start Supplied data

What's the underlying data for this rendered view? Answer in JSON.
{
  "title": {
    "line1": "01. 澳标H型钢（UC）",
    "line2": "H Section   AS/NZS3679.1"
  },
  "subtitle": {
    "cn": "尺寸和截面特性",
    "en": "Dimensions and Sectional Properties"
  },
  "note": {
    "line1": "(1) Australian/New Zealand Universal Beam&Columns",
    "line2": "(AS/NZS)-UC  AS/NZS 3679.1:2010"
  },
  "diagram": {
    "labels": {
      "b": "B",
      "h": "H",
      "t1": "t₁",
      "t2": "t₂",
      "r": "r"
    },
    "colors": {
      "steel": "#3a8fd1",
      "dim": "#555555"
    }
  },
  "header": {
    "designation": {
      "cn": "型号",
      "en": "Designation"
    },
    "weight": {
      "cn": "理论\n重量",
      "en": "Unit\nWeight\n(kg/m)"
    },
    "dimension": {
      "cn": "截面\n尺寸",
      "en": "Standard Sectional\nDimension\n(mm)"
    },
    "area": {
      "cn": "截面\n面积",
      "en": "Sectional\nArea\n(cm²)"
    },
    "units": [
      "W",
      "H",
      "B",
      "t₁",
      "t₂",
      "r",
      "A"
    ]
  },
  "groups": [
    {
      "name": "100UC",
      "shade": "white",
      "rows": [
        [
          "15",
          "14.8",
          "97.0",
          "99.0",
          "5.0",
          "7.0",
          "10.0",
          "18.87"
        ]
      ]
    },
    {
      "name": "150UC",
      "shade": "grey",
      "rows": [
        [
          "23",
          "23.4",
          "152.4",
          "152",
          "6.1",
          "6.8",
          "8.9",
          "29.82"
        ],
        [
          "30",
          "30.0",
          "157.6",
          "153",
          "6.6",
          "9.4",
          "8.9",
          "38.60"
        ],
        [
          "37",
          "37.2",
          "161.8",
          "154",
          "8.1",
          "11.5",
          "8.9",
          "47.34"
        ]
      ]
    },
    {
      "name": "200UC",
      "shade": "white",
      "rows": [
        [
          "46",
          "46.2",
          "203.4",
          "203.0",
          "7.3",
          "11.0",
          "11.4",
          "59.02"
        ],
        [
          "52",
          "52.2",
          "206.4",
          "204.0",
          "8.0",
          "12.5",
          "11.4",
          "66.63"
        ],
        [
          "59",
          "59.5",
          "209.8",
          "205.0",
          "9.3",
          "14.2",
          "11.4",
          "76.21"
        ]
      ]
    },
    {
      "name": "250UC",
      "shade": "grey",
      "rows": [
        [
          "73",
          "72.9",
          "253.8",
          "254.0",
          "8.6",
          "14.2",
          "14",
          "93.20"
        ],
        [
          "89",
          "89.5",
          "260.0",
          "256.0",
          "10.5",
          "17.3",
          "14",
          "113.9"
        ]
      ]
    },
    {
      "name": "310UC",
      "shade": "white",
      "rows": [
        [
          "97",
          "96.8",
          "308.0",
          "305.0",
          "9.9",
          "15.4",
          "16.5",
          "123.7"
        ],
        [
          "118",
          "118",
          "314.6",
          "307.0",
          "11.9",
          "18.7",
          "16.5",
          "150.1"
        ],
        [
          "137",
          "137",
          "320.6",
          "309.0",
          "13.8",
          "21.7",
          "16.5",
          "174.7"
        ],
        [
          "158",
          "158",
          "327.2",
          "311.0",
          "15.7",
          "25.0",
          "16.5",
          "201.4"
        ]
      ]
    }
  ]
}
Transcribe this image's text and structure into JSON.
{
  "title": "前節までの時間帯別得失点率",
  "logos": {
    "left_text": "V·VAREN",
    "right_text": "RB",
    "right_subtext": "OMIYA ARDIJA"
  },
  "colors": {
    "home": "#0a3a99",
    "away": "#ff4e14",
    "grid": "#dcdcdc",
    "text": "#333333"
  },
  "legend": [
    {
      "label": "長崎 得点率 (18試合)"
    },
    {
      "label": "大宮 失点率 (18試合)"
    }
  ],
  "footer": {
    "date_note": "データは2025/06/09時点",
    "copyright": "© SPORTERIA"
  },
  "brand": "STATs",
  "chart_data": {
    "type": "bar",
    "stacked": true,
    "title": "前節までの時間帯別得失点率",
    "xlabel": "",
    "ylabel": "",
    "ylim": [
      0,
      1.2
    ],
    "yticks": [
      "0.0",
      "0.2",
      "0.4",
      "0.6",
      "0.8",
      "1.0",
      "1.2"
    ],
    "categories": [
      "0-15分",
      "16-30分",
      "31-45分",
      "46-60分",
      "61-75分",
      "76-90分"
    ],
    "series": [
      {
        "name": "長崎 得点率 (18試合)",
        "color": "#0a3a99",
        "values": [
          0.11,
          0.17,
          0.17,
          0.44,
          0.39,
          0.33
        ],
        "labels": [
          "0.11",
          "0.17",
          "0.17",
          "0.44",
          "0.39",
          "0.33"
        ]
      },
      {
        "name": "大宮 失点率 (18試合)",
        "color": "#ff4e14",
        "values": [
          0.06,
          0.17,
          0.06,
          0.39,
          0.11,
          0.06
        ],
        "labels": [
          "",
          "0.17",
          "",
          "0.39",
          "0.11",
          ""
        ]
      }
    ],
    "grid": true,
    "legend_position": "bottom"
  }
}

end Supplied data

(Problem statement) Extract every line that has the string "JSON" in it.

(Task result)
What's the underlying data for this rendered view? Answer in JSON.
Transcribe this image's text and structure into JSON.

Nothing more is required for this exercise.